CONSIGNE ▸ Repérez chacune des lignes ci-dessous où figure la chaîne « slice », puis recopiez-les.
= = = = =
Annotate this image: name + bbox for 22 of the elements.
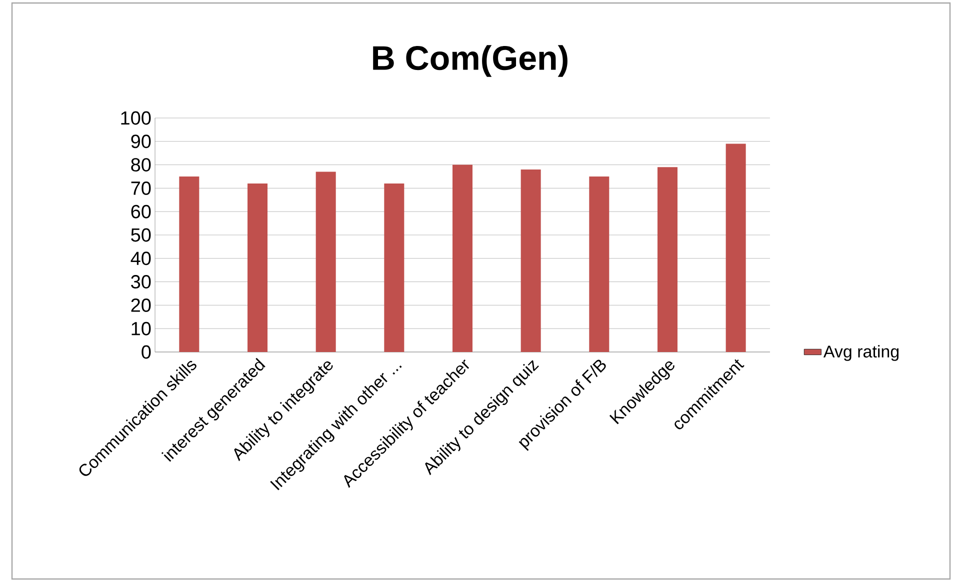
y-tick-label: 80 [131, 158, 151, 172]
bar [248, 184, 268, 352]
legend-label: Avg rating [823, 345, 899, 361]
bar [452, 164, 472, 352]
y-tick-label: 90 [131, 134, 151, 148]
bar [589, 176, 610, 352]
y-tick-label: 40 [130, 252, 151, 266]
y-tick-label: 50 [131, 228, 151, 242]
bar [726, 144, 746, 352]
y-tick-label: 30 [131, 275, 151, 289]
chart-title: B Com(Gen) [373, 45, 568, 77]
bar [520, 169, 541, 352]
y-tick-label: 100 [121, 111, 151, 125]
y-tick-label: 60 [131, 204, 151, 218]
y-tick-label: 20 [131, 298, 151, 312]
bar [384, 184, 404, 352]
y-tick-label: 70 [131, 181, 151, 195]
bar [179, 176, 200, 352]
bar [316, 172, 336, 352]
bar [657, 167, 678, 352]
y-tick-label: 0 [142, 345, 151, 359]
y-tick-label: 10 [132, 322, 151, 336]
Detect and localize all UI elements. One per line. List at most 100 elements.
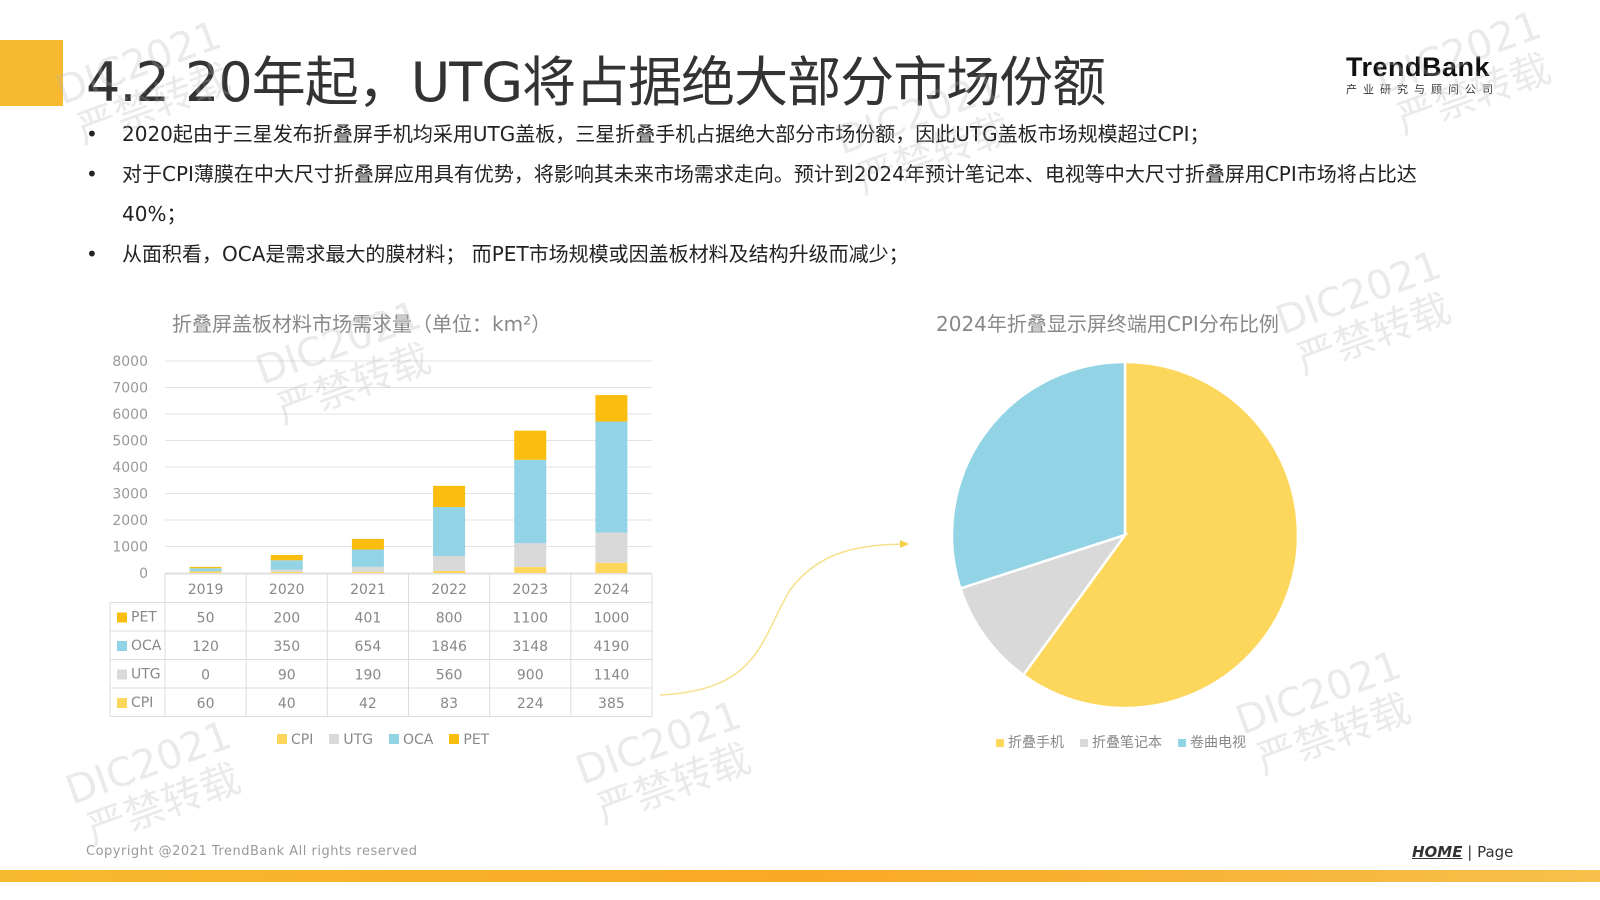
table-cell: 560 — [436, 668, 463, 684]
table-cell: 60 — [197, 696, 215, 712]
bar-segment-oca — [514, 459, 547, 544]
legend-item-cpi: CPI — [277, 732, 313, 748]
y-tick-label: 3000 — [112, 487, 148, 503]
y-tick-label: 5000 — [112, 434, 148, 450]
bottom-accent-bar — [0, 870, 1600, 882]
legend-item-pet: PET — [449, 732, 489, 748]
y-tick-label: 6000 — [112, 407, 148, 423]
table-cell: 190 — [355, 668, 382, 684]
table-cell: 401 — [355, 611, 382, 627]
table-cell: 90 — [278, 668, 296, 684]
legend-swatch-cpi — [117, 698, 127, 708]
table-cell: 4190 — [594, 639, 630, 655]
bullet-item: 2020起由于三星发布折叠屏手机均采用UTG盖板，三星折叠手机占据绝大部分市场份… — [86, 114, 1486, 154]
logo-tagline: 产业研究与顾问公司 — [1346, 83, 1499, 96]
arrow-head-icon — [900, 540, 909, 548]
table-header-year: 2024 — [594, 582, 630, 598]
home-label[interactable]: HOME — [1412, 843, 1463, 861]
legend-item: 折叠笔记本 — [1080, 732, 1162, 752]
bar-segment-utg — [351, 566, 384, 572]
y-tick-label: 1000 — [112, 540, 148, 556]
y-tick-label: 4000 — [112, 460, 148, 476]
table-cell: 3148 — [512, 639, 548, 655]
page-label: | Page — [1467, 843, 1514, 861]
table-cell: 0 — [201, 668, 210, 684]
bar-segment-pet — [189, 566, 222, 569]
bar-segment-cpi — [514, 567, 547, 573]
bar-segment-cpi — [270, 571, 303, 573]
connector-arrow — [659, 543, 906, 696]
table-cell: 50 — [197, 611, 215, 627]
table-cell: 120 — [192, 639, 219, 655]
legend-swatch-utg — [117, 669, 127, 680]
table-row-label: CPI — [131, 695, 153, 711]
logo-name: TrendBank — [1346, 52, 1491, 82]
bar-segment-utg — [595, 532, 628, 563]
legend-item: 卷曲电视 — [1178, 732, 1246, 752]
table-cell: 800 — [436, 611, 463, 627]
table-cell: 40 — [278, 696, 296, 712]
bar-segment-pet — [351, 538, 384, 550]
bar-segment-pet — [514, 430, 547, 460]
bar-segment-pet — [595, 395, 628, 422]
table-cell: 900 — [517, 668, 544, 684]
table-cell: 1100 — [512, 611, 548, 627]
title-accent-block — [0, 40, 63, 106]
legend-item-oca: OCA — [389, 732, 433, 748]
legend-swatch-pet — [117, 612, 127, 623]
bar-segment-oca — [595, 421, 628, 533]
table-cell: 654 — [355, 639, 382, 655]
pie-slice — [950, 360, 1127, 591]
y-tick-label: 2000 — [112, 513, 148, 529]
bar-chart-legend: CPI UTG OCA PET — [277, 732, 489, 748]
copyright: Copyright @2021 TrendBank All rights res… — [86, 844, 418, 859]
bar-segment-oca — [351, 549, 384, 567]
pie-chart-title: 2024年折叠显示屏终端用CPI分布比例 — [936, 312, 1279, 336]
table-cell: 385 — [598, 696, 625, 712]
table-header-year: 2022 — [431, 582, 467, 598]
bar-segment-utg — [433, 555, 466, 571]
table-header-year: 2021 — [350, 582, 386, 598]
home-link[interactable]: HOME | Page — [1412, 843, 1513, 861]
table-row-label: PET — [131, 610, 157, 626]
legend-item: 折叠手机 — [996, 732, 1064, 752]
bar-segment-oca — [189, 568, 222, 572]
y-tick-label: 7000 — [112, 381, 148, 397]
table-cell: 1846 — [431, 639, 467, 655]
table-header-year: 2023 — [512, 582, 548, 598]
bullet-list: 2020起由于三星发布折叠屏手机均采用UTG盖板，三星折叠手机占据绝大部分市场份… — [86, 114, 1486, 274]
table-header-year: 2020 — [269, 582, 305, 598]
bullet-item: 对于CPI薄膜在中大尺寸折叠屏应用具有优势，将影响其未来市场需求走向。预计到20… — [86, 154, 1486, 234]
pie-chart-legend: 折叠手机 折叠笔记本 卷曲电视 — [996, 732, 1246, 752]
table-cell: 200 — [273, 611, 300, 627]
table-row-label: OCA — [131, 638, 162, 654]
table-header-year: 2019 — [188, 582, 224, 598]
table-cell: 83 — [440, 696, 458, 712]
legend-swatch-oca — [117, 641, 127, 651]
pie-slice — [1021, 360, 1300, 710]
legend-item-utg: UTG — [329, 732, 373, 748]
trendbank-logo: TrendBank 产业研究与顾问公司 — [1346, 52, 1499, 97]
table-cell: 42 — [359, 696, 377, 712]
pie-slice — [958, 532, 1129, 677]
bar-segment-utg — [514, 543, 547, 568]
bullet-item: 从面积看，OCA是需求最大的膜材料； 而PET市场规模或因盖板材料及结构升级而减… — [86, 234, 1486, 274]
bar-chart-title: 折叠屏盖板材料市场需求量（单位：km²） — [172, 312, 552, 336]
table-cell: 224 — [517, 696, 544, 712]
table-cell: 1000 — [594, 611, 630, 627]
table-cell: 350 — [273, 639, 300, 655]
bar-segment-cpi — [189, 571, 222, 573]
bar-segment-oca — [270, 560, 303, 570]
bar-segment-cpi — [595, 562, 628, 573]
y-tick-label: 8000 — [112, 354, 148, 370]
table-row-label: UTG — [131, 667, 161, 683]
bar-segment-oca — [433, 507, 466, 556]
y-tick-label: 0 — [139, 566, 148, 582]
bar-segment-cpi — [351, 571, 384, 573]
page-title: 4.2 20年起，UTG将占据绝大部分市场份额 — [86, 51, 1106, 114]
bar-segment-pet — [433, 485, 466, 508]
bar-segment-cpi — [433, 570, 466, 573]
bar-segment-pet — [270, 554, 303, 561]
= = = = =
RÉPONSE ATTENDUE ▸
pie-slice — [950, 360, 1127, 591]
pie-slice — [1021, 360, 1300, 710]
pie-slice — [958, 532, 1129, 677]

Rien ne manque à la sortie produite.